Exercise: From the entries provided below, copy each line that contains the word "type".

Records for the task:
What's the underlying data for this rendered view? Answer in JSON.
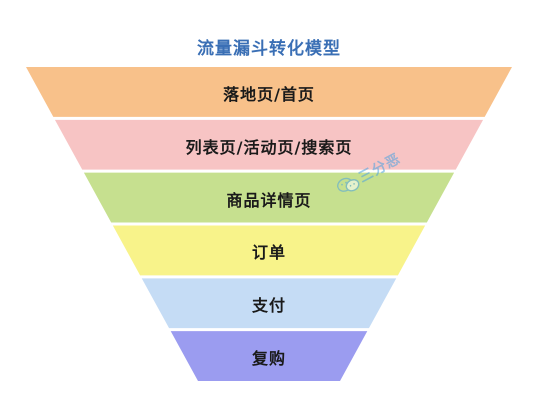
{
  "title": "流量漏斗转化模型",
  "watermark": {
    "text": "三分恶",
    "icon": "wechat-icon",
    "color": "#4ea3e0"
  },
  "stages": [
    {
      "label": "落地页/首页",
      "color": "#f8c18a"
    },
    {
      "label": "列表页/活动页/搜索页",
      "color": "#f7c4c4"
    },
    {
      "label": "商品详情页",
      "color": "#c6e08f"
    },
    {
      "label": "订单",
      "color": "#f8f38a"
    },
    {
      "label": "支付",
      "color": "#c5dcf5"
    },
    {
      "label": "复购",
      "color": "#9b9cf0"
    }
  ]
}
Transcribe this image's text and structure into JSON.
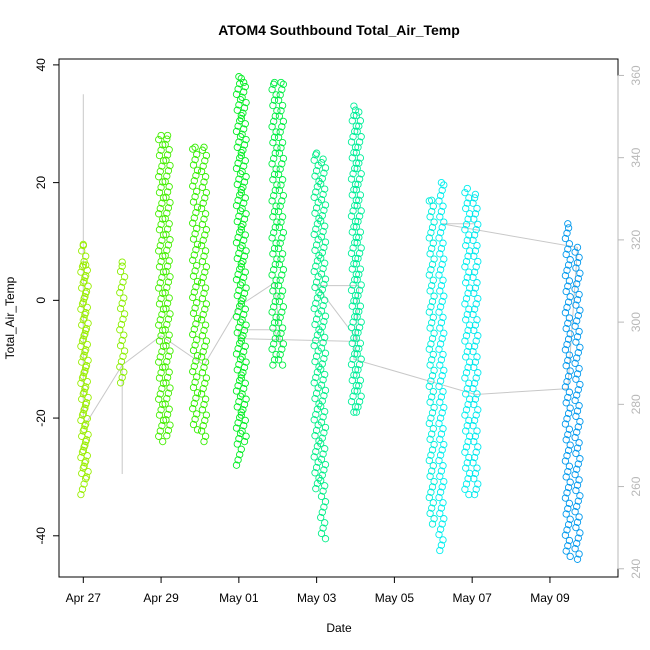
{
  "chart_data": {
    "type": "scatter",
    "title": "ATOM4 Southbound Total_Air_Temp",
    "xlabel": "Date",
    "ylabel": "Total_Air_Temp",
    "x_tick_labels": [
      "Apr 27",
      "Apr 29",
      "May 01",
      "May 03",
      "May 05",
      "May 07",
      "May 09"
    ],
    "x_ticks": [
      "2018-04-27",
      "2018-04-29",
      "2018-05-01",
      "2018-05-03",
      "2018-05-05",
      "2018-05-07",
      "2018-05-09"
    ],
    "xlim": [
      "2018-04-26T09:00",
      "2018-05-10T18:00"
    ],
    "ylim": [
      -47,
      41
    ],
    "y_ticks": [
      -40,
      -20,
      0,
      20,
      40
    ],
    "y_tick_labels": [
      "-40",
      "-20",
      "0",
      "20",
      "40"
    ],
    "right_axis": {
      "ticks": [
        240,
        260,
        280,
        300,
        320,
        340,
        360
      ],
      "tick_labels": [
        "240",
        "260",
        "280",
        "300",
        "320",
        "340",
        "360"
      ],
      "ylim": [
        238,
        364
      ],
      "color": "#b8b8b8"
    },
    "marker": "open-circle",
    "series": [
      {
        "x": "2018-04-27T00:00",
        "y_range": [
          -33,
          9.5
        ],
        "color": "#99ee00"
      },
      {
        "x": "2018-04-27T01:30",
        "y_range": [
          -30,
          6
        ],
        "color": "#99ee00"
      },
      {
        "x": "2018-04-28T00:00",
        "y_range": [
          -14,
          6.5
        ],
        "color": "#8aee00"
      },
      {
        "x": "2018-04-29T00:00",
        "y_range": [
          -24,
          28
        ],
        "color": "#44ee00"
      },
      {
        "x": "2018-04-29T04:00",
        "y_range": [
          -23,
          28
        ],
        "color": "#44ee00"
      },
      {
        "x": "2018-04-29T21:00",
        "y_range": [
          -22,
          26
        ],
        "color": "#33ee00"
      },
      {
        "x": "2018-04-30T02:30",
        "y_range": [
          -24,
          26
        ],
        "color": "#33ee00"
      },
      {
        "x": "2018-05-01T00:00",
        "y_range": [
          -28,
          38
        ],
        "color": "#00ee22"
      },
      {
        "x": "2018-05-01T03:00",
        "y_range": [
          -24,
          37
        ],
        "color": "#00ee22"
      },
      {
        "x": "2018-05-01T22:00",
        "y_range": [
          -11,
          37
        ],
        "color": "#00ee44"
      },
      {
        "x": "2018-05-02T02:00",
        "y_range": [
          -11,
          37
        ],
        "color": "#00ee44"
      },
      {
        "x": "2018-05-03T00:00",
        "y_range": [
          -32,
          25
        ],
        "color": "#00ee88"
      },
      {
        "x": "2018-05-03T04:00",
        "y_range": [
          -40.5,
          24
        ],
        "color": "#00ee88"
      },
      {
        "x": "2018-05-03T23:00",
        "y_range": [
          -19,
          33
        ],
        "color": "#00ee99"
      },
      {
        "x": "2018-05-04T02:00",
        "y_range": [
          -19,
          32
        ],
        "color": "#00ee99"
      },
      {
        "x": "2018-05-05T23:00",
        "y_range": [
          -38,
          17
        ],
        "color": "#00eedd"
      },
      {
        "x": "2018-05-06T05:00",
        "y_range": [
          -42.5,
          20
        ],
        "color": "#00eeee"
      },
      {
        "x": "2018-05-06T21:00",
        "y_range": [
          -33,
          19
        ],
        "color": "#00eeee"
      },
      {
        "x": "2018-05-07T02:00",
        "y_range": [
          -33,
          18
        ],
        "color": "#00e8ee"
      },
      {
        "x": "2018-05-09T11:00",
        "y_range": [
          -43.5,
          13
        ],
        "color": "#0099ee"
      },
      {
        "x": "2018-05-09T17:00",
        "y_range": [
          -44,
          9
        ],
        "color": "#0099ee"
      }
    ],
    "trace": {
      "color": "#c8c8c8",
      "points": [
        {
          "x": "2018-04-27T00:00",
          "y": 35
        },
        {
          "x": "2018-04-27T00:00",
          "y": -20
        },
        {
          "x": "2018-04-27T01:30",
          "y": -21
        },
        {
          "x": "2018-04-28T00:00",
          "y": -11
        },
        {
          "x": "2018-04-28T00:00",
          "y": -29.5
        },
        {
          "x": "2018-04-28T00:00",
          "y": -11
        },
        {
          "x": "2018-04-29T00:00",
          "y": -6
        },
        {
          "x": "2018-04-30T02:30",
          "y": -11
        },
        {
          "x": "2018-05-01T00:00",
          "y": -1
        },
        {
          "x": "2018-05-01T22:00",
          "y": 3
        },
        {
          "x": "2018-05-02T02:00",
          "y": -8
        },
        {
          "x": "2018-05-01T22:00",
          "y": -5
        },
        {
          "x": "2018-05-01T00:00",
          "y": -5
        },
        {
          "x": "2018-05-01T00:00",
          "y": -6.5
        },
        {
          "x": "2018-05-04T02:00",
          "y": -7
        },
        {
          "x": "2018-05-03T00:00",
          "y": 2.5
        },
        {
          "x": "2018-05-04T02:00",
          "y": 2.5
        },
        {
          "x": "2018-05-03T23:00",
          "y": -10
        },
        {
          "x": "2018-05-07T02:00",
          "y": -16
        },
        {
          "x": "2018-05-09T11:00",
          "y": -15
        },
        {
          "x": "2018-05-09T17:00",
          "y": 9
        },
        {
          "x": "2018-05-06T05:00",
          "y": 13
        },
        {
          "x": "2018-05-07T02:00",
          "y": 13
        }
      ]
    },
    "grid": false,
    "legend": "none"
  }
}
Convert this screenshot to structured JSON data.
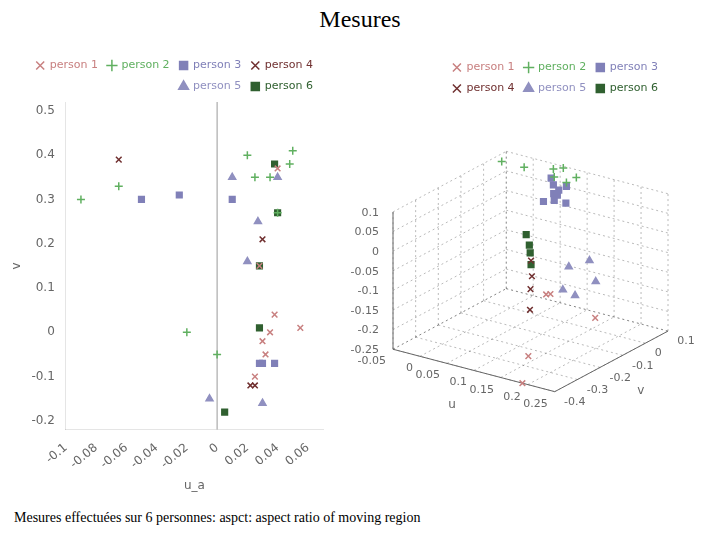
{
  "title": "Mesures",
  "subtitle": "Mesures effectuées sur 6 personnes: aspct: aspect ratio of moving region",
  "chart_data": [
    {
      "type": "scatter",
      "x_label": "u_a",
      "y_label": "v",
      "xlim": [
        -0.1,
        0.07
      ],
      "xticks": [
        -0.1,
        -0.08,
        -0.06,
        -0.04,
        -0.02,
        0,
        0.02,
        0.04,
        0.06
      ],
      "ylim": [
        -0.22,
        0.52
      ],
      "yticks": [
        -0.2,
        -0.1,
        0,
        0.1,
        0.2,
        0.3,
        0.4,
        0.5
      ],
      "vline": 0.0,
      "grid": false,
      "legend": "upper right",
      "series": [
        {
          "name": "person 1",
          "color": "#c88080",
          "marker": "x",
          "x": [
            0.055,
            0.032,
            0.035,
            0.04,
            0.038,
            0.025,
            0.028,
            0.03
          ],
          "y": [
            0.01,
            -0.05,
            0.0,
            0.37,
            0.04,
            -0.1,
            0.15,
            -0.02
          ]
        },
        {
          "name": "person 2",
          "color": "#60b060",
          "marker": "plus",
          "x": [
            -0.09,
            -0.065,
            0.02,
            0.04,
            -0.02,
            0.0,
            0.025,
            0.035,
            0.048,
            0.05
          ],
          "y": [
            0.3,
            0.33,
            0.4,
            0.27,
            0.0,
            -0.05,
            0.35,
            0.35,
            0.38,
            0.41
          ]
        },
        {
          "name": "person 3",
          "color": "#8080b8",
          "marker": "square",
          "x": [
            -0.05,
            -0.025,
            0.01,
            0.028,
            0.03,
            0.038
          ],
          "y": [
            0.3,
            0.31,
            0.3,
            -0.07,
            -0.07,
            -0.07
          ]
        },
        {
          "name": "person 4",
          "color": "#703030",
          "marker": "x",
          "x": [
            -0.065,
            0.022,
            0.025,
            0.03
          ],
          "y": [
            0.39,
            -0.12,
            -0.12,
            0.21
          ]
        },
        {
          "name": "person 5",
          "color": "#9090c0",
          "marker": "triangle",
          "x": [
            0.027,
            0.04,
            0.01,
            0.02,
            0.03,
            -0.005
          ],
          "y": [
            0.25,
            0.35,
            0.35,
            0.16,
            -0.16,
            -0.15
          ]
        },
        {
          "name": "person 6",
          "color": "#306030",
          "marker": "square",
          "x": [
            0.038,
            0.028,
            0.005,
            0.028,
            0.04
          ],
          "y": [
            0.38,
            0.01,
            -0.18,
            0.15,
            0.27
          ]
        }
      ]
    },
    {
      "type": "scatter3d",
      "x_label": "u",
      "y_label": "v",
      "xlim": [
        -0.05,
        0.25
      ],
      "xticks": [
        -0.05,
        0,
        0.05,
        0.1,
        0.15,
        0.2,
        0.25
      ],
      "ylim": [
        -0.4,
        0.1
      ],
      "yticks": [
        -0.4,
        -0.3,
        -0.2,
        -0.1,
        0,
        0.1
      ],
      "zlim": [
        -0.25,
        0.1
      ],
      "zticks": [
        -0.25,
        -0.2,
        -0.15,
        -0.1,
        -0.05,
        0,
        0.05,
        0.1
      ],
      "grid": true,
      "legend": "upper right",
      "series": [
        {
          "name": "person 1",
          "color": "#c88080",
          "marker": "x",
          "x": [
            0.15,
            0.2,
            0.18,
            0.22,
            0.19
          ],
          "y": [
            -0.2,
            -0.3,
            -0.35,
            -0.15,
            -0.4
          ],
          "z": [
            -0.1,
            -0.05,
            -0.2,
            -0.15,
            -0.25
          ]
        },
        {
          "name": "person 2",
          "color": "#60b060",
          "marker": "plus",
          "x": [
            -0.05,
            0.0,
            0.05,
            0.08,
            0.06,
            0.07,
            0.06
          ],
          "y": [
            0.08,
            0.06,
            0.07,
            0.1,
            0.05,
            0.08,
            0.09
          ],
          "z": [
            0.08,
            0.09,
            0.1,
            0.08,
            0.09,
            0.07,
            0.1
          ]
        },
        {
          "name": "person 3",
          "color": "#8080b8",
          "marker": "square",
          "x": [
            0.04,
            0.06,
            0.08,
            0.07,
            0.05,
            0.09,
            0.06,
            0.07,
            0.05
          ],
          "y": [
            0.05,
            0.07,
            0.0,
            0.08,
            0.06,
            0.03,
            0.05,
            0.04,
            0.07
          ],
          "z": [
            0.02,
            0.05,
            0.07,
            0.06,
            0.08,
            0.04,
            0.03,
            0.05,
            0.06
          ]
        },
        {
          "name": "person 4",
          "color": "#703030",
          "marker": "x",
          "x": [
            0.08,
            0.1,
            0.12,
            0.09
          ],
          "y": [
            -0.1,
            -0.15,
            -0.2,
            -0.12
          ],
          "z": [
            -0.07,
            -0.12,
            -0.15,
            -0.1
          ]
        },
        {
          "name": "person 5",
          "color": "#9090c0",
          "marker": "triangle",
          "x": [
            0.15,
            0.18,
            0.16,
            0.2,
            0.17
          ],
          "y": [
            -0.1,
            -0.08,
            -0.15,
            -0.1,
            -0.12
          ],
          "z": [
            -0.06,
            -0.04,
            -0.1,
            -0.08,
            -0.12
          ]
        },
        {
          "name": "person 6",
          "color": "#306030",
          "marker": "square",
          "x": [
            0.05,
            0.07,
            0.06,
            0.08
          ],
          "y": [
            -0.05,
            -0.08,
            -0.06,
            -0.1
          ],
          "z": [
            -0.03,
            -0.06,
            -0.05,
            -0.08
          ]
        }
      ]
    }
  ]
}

Written solution:
    "type": "scatter",
      "type": "scatter",
      "type": "scatter3d",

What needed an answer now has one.